DATASET RECORDS ▸
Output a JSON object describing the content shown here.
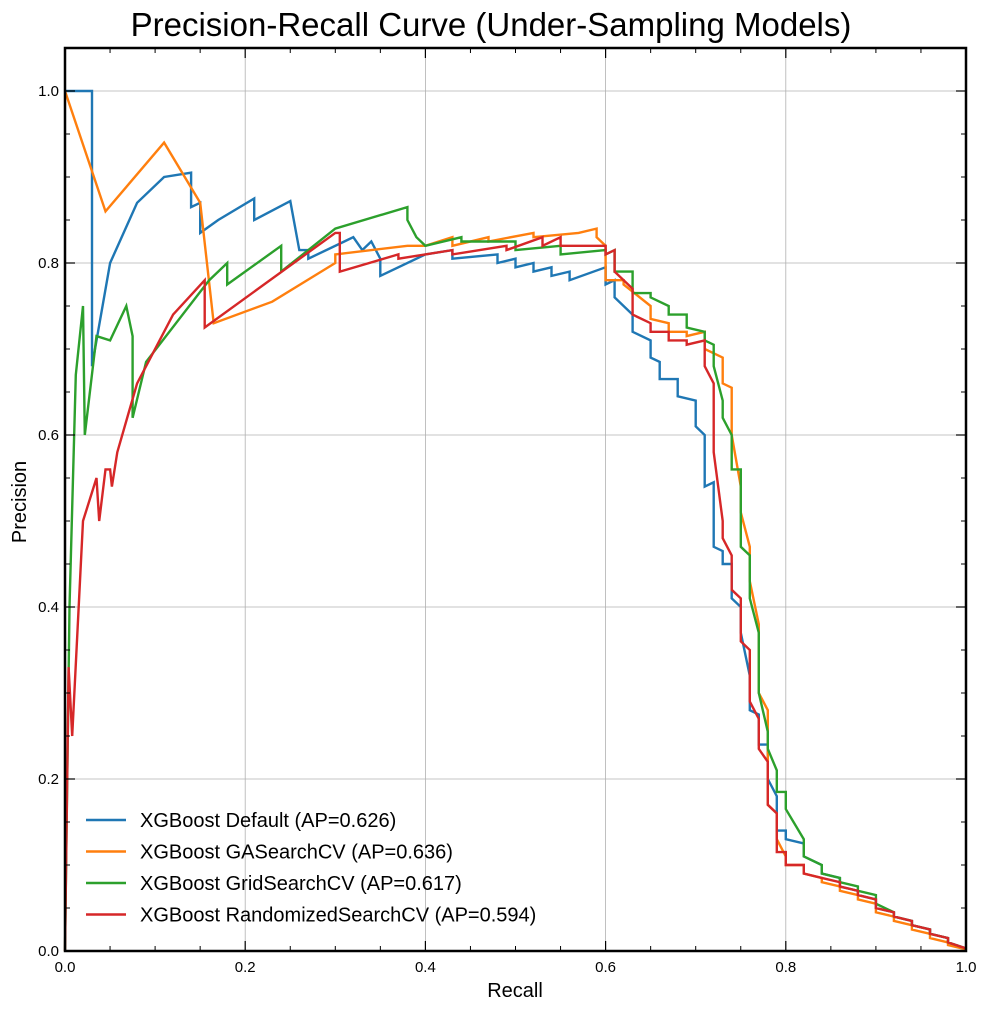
{
  "chart_data": {
    "type": "line",
    "title": "Precision-Recall Curve (Under-Sampling Models)",
    "xlabel": "Recall",
    "ylabel": "Precision",
    "xlim": [
      0,
      1
    ],
    "ylim": [
      0,
      1.05
    ],
    "xticks": [
      0.0,
      0.2,
      0.4,
      0.6,
      0.8,
      1.0
    ],
    "yticks": [
      0.0,
      0.2,
      0.4,
      0.6,
      0.8,
      1.0
    ],
    "xtick_labels": [
      "0.0",
      "0.2",
      "0.4",
      "0.6",
      "0.8",
      "1.0"
    ],
    "ytick_labels": [
      "0.0",
      "0.2",
      "0.4",
      "0.6",
      "0.8",
      "1.0"
    ],
    "grid": true,
    "legend_position": "lower-left",
    "series": [
      {
        "name": "XGBoost Default (AP=0.626)",
        "color": "#1f77b4",
        "x": [
          0.0,
          0.03,
          0.03,
          0.05,
          0.08,
          0.11,
          0.14,
          0.14,
          0.15,
          0.15,
          0.17,
          0.21,
          0.21,
          0.25,
          0.26,
          0.27,
          0.27,
          0.31,
          0.32,
          0.33,
          0.34,
          0.35,
          0.35,
          0.4,
          0.43,
          0.43,
          0.48,
          0.48,
          0.5,
          0.5,
          0.52,
          0.52,
          0.54,
          0.54,
          0.56,
          0.56,
          0.6,
          0.6,
          0.61,
          0.61,
          0.63,
          0.63,
          0.65,
          0.65,
          0.66,
          0.66,
          0.68,
          0.68,
          0.7,
          0.7,
          0.71,
          0.71,
          0.72,
          0.72,
          0.73,
          0.73,
          0.74,
          0.74,
          0.75,
          0.75,
          0.76,
          0.76,
          0.77,
          0.77,
          0.78,
          0.78,
          0.79,
          0.79,
          0.8,
          0.8,
          0.82,
          0.82,
          0.84,
          0.84,
          0.86,
          0.86,
          0.88,
          0.88,
          0.9,
          0.9,
          0.92,
          0.92,
          0.94,
          0.94,
          0.96,
          0.96,
          0.98,
          0.98,
          1.0
        ],
        "y": [
          1.0,
          1.0,
          0.68,
          0.8,
          0.87,
          0.9,
          0.905,
          0.865,
          0.87,
          0.835,
          0.85,
          0.875,
          0.85,
          0.872,
          0.815,
          0.815,
          0.805,
          0.825,
          0.83,
          0.815,
          0.825,
          0.805,
          0.785,
          0.81,
          0.815,
          0.805,
          0.81,
          0.8,
          0.805,
          0.795,
          0.8,
          0.79,
          0.795,
          0.785,
          0.79,
          0.78,
          0.795,
          0.775,
          0.78,
          0.76,
          0.74,
          0.72,
          0.71,
          0.69,
          0.685,
          0.665,
          0.665,
          0.645,
          0.64,
          0.61,
          0.6,
          0.54,
          0.545,
          0.47,
          0.465,
          0.45,
          0.45,
          0.41,
          0.4,
          0.37,
          0.32,
          0.28,
          0.275,
          0.24,
          0.24,
          0.2,
          0.18,
          0.14,
          0.14,
          0.13,
          0.125,
          0.11,
          0.1,
          0.09,
          0.085,
          0.075,
          0.07,
          0.065,
          0.06,
          0.05,
          0.045,
          0.04,
          0.035,
          0.03,
          0.025,
          0.02,
          0.015,
          0.01,
          0.003
        ]
      },
      {
        "name": "XGBoost GASearchCV (AP=0.636)",
        "color": "#ff7f0e",
        "x": [
          0.0,
          0.045,
          0.11,
          0.15,
          0.165,
          0.23,
          0.3,
          0.3,
          0.38,
          0.4,
          0.43,
          0.43,
          0.47,
          0.47,
          0.52,
          0.52,
          0.57,
          0.59,
          0.59,
          0.6,
          0.6,
          0.62,
          0.62,
          0.65,
          0.65,
          0.67,
          0.67,
          0.69,
          0.69,
          0.71,
          0.71,
          0.73,
          0.73,
          0.74,
          0.74,
          0.75,
          0.75,
          0.76,
          0.76,
          0.77,
          0.77,
          0.78,
          0.78,
          0.79,
          0.79,
          0.8,
          0.8,
          0.82,
          0.82,
          0.84,
          0.84,
          0.86,
          0.86,
          0.88,
          0.88,
          0.9,
          0.9,
          0.92,
          0.92,
          0.94,
          0.94,
          0.96,
          0.96,
          0.98,
          0.98,
          1.0
        ],
        "y": [
          1.0,
          0.86,
          0.94,
          0.87,
          0.73,
          0.755,
          0.8,
          0.81,
          0.82,
          0.82,
          0.83,
          0.82,
          0.83,
          0.825,
          0.835,
          0.83,
          0.835,
          0.84,
          0.83,
          0.82,
          0.78,
          0.78,
          0.775,
          0.75,
          0.735,
          0.73,
          0.72,
          0.72,
          0.715,
          0.72,
          0.7,
          0.69,
          0.66,
          0.655,
          0.6,
          0.54,
          0.51,
          0.47,
          0.43,
          0.38,
          0.3,
          0.28,
          0.17,
          0.16,
          0.13,
          0.11,
          0.1,
          0.1,
          0.09,
          0.085,
          0.08,
          0.075,
          0.07,
          0.065,
          0.06,
          0.055,
          0.045,
          0.04,
          0.035,
          0.03,
          0.025,
          0.02,
          0.015,
          0.01,
          0.007,
          0.002
        ]
      },
      {
        "name": "XGBoost GridSearchCV (AP=0.617)",
        "color": "#2ca02c",
        "x": [
          0.0,
          0.005,
          0.012,
          0.02,
          0.022,
          0.035,
          0.05,
          0.068,
          0.075,
          0.075,
          0.09,
          0.16,
          0.18,
          0.18,
          0.24,
          0.24,
          0.3,
          0.38,
          0.38,
          0.39,
          0.4,
          0.44,
          0.44,
          0.5,
          0.5,
          0.55,
          0.55,
          0.6,
          0.6,
          0.61,
          0.61,
          0.63,
          0.63,
          0.65,
          0.65,
          0.67,
          0.67,
          0.69,
          0.69,
          0.71,
          0.71,
          0.72,
          0.72,
          0.73,
          0.73,
          0.74,
          0.74,
          0.75,
          0.75,
          0.76,
          0.76,
          0.77,
          0.77,
          0.78,
          0.78,
          0.79,
          0.79,
          0.8,
          0.8,
          0.82,
          0.82,
          0.84,
          0.84,
          0.86,
          0.86,
          0.88,
          0.88,
          0.9,
          0.9,
          0.92,
          0.92,
          0.94,
          0.94,
          0.96,
          0.96,
          0.98,
          0.98,
          1.0
        ],
        "y": [
          0.0,
          0.4,
          0.67,
          0.75,
          0.6,
          0.715,
          0.71,
          0.75,
          0.715,
          0.62,
          0.685,
          0.78,
          0.8,
          0.775,
          0.82,
          0.79,
          0.84,
          0.865,
          0.85,
          0.83,
          0.82,
          0.83,
          0.825,
          0.825,
          0.815,
          0.82,
          0.81,
          0.815,
          0.81,
          0.815,
          0.79,
          0.79,
          0.765,
          0.765,
          0.76,
          0.75,
          0.74,
          0.74,
          0.725,
          0.72,
          0.71,
          0.705,
          0.68,
          0.64,
          0.62,
          0.6,
          0.56,
          0.56,
          0.47,
          0.46,
          0.41,
          0.37,
          0.3,
          0.255,
          0.235,
          0.21,
          0.185,
          0.185,
          0.165,
          0.13,
          0.11,
          0.1,
          0.09,
          0.085,
          0.08,
          0.075,
          0.07,
          0.065,
          0.055,
          0.045,
          0.04,
          0.035,
          0.03,
          0.025,
          0.02,
          0.015,
          0.01,
          0.003
        ]
      },
      {
        "name": "XGBoost RandomizedSearchCV (AP=0.594)",
        "color": "#d62728",
        "x": [
          0.0,
          0.004,
          0.008,
          0.02,
          0.035,
          0.038,
          0.045,
          0.05,
          0.052,
          0.058,
          0.08,
          0.12,
          0.155,
          0.155,
          0.3,
          0.305,
          0.305,
          0.37,
          0.37,
          0.43,
          0.43,
          0.49,
          0.49,
          0.53,
          0.53,
          0.55,
          0.55,
          0.6,
          0.6,
          0.61,
          0.61,
          0.63,
          0.63,
          0.65,
          0.65,
          0.67,
          0.67,
          0.69,
          0.69,
          0.71,
          0.71,
          0.72,
          0.72,
          0.73,
          0.73,
          0.74,
          0.74,
          0.75,
          0.75,
          0.76,
          0.76,
          0.77,
          0.77,
          0.78,
          0.78,
          0.79,
          0.79,
          0.8,
          0.8,
          0.82,
          0.82,
          0.84,
          0.84,
          0.86,
          0.86,
          0.88,
          0.88,
          0.9,
          0.9,
          0.92,
          0.92,
          0.94,
          0.94,
          0.96,
          0.96,
          0.98,
          0.98,
          1.0
        ],
        "y": [
          0.0,
          0.33,
          0.25,
          0.5,
          0.55,
          0.5,
          0.56,
          0.56,
          0.54,
          0.58,
          0.66,
          0.74,
          0.78,
          0.725,
          0.835,
          0.835,
          0.79,
          0.81,
          0.805,
          0.815,
          0.81,
          0.82,
          0.815,
          0.83,
          0.82,
          0.83,
          0.82,
          0.82,
          0.81,
          0.815,
          0.79,
          0.77,
          0.74,
          0.73,
          0.72,
          0.72,
          0.71,
          0.71,
          0.705,
          0.71,
          0.68,
          0.66,
          0.58,
          0.5,
          0.48,
          0.46,
          0.42,
          0.41,
          0.36,
          0.35,
          0.29,
          0.27,
          0.235,
          0.22,
          0.17,
          0.16,
          0.115,
          0.115,
          0.1,
          0.1,
          0.09,
          0.085,
          0.085,
          0.08,
          0.075,
          0.07,
          0.065,
          0.06,
          0.05,
          0.045,
          0.04,
          0.035,
          0.03,
          0.025,
          0.02,
          0.015,
          0.01,
          0.003
        ]
      }
    ]
  }
}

SHORT PROBLEM ▸
Of all the lines in the entries, how many contain the word "Recall"? Give only the number.

THE OUTPUT ▸
2